** Start **

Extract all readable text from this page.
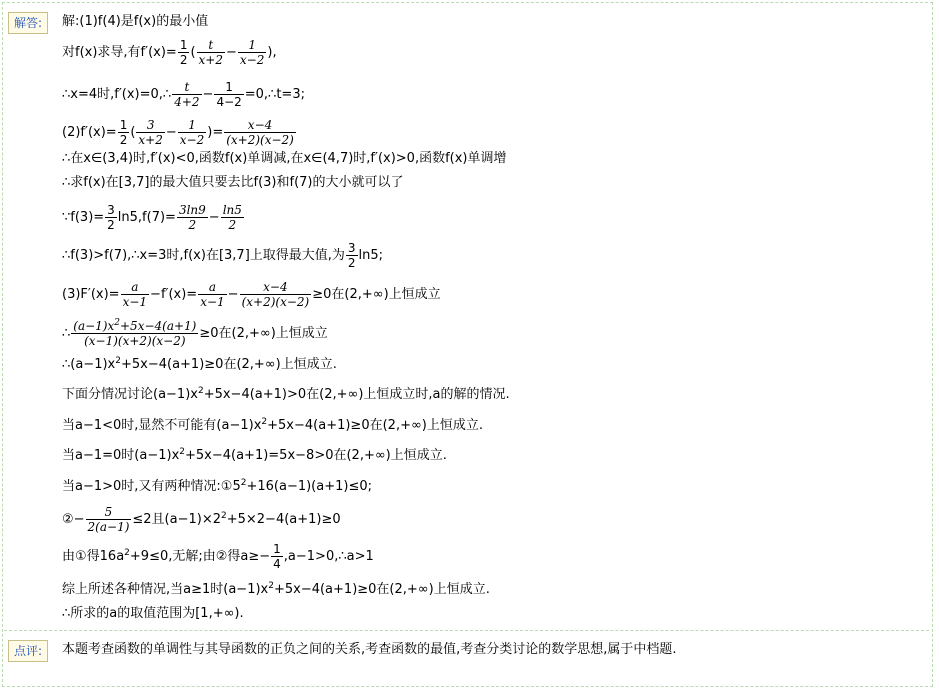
解答:	解:(1)f(4)是f(x)的最小值
对f(x)求导,有$f'(x)= \frac{1}{2}$ ( $\frac{t}{x+2} - \frac{1}{x-2}$ ),
∴x=4时,f′(x)=0,∴ $\frac{t}{4+2} - \frac{1}{4-2}$ =0,∴t=3;
$(2)f'(x)= \frac{1}{2}$ ( $\frac{3}{x+2} - \frac{1}{x-2}$ )= $\frac{x-4}{(x+2)(x-2)}$
∴在x∈(3,4)时,f′(x)<0,函数f(x)单调减,在x∈(4,7)时,f′(x)>0,函数f(x)单调增
∴求f(x)在[3,7]的最大值只要去比f(3)和f(7)的大小就可以了
∵f(3)= $\frac{3}{2} \ln 5,f(7)= \frac{3\ln 9}{2} - \frac{\ln 5}{2}$
∴f(3)>f(7),∴x=3时,f(x)在[3,7]上取得最大值,为 $\frac{3}{2} \ln 5$;
$(3)F'(x)= \frac{a}{x-1} -f'(x)= \frac{a}{x-1} - \frac{x-4}{(x+2)(x-2)} \ge 0$在(2,+∞)上恒成立
∴ $\frac{(a-1)x^2+5x-4(a+1)}{(x-1)(x+2)(x-2)} \ge 0$在(2,+∞)上恒成立
$\therefore(a-1)x^2+5x-4(a+1)\ge 0$在(2,+∞)上恒成立.
下面分情况讨论$(a-1)x^2+5x-4(a+1)>0$在(2,+∞)上恒成立时,a的解的情况.
当a−1<0时,显然不可能有$(a-1)x^2+5x-4(a+1)\ge 0$在(2,+∞)上恒成立.
当a−1=0时$(a-1)x^2+5x-4(a+1)=5x-8>0$在(2,+∞)上恒成立.
当a−1>0时,又有两种情况$:①5^2+16(a-1)(a+1)\le 0$;
②− $\frac{5}{2(a-1)} \le 2$且$(a-1)\times 2^2+5\times 2-4(a+1)\ge 0$
由①得$16a^2+9\le 0$,无解;由②得$a\ge- \frac{1}{4}$ ,a−1>0,∴a>1
综上所述各种情况,当a≥1时$(a-1)x^2+5x-4(a+1)\ge 0$在(2,+∞)上恒成立.
∴所求的a的取值范围为[1,+∞).
点评:	本题考查函数的单调性与其导函数的正负之间的关系,考查函数的最值,考查分类讨论的数学思想,属于中档题.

** End **

WHAT YOU SHOULD DO: State how many lines of the records above contain the word "frac", and give only that number.

SOLUTION TO THIS TASK: 9